*Task prompt*. Transcribe each line of the records below exactly, excluding any embedded images.
[start Listed entries]
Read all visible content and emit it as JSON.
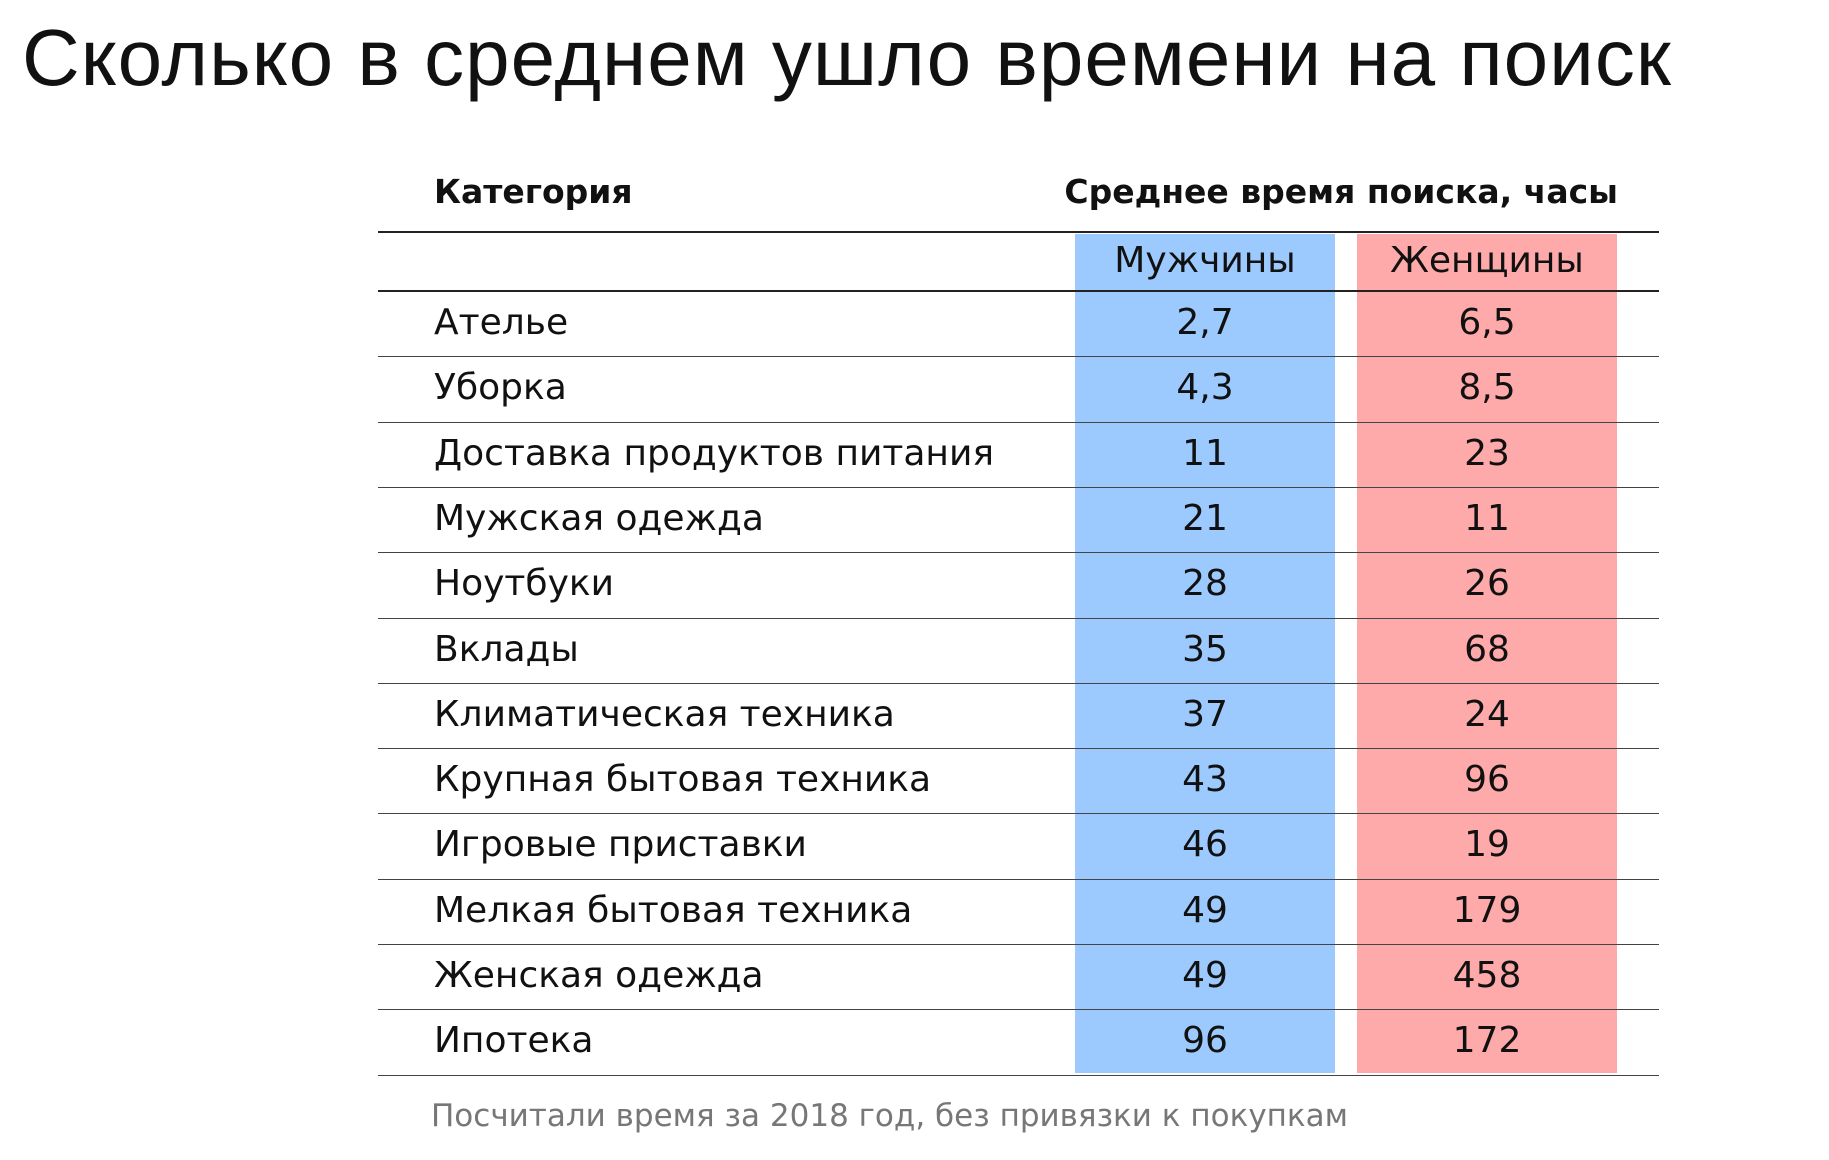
{
  "title": "Сколько в среднем ушло времени на поиск",
  "table": {
    "header": [
      "Категория",
      "Среднее время поиска, часы"
    ],
    "subheader": [
      "Мужчины",
      "Женщины"
    ],
    "rows": [
      [
        "Ателье",
        "2,7",
        "6,5"
      ],
      [
        "Уборка",
        "4,3",
        "8,5"
      ],
      [
        "Доставка продуктов питания",
        "11",
        "23"
      ],
      [
        "Мужская одежда",
        "21",
        "11"
      ],
      [
        "Ноутбуки",
        "28",
        "26"
      ],
      [
        "Вклады",
        "35",
        "68"
      ],
      [
        "Климатическая техника",
        "37",
        "24"
      ],
      [
        "Крупная бытовая техника",
        "43",
        "96"
      ],
      [
        "Игровые приставки",
        "46",
        "19"
      ],
      [
        "Мелкая бытовая техника",
        "49",
        "179"
      ],
      [
        "Женская одежда",
        "49",
        "458"
      ],
      [
        "Ипотека",
        "96",
        "172"
      ]
    ]
  },
  "footnote": "Посчитали время за 2018 год, без привязки к покупкам"
}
[end Listed entries]
*Exercise result*.
Read all visible content and emit it as JSON.
{
  "title": "Сколько в среднем ушло времени на поиск",
  "table": {
    "header": [
      "Категория",
      "Среднее время поиска, часы"
    ],
    "subheader": [
      "Мужчины",
      "Женщины"
    ],
    "rows": [
      [
        "Ателье",
        "2,7",
        "6,5"
      ],
      [
        "Уборка",
        "4,3",
        "8,5"
      ],
      [
        "Доставка продуктов питания",
        "11",
        "23"
      ],
      [
        "Мужская одежда",
        "21",
        "11"
      ],
      [
        "Ноутбуки",
        "28",
        "26"
      ],
      [
        "Вклады",
        "35",
        "68"
      ],
      [
        "Климатическая техника",
        "37",
        "24"
      ],
      [
        "Крупная бытовая техника",
        "43",
        "96"
      ],
      [
        "Игровые приставки",
        "46",
        "19"
      ],
      [
        "Мелкая бытовая техника",
        "49",
        "179"
      ],
      [
        "Женская одежда",
        "49",
        "458"
      ],
      [
        "Ипотека",
        "96",
        "172"
      ]
    ]
  },
  "footnote": "Посчитали время за 2018 год, без привязки к покупкам"
}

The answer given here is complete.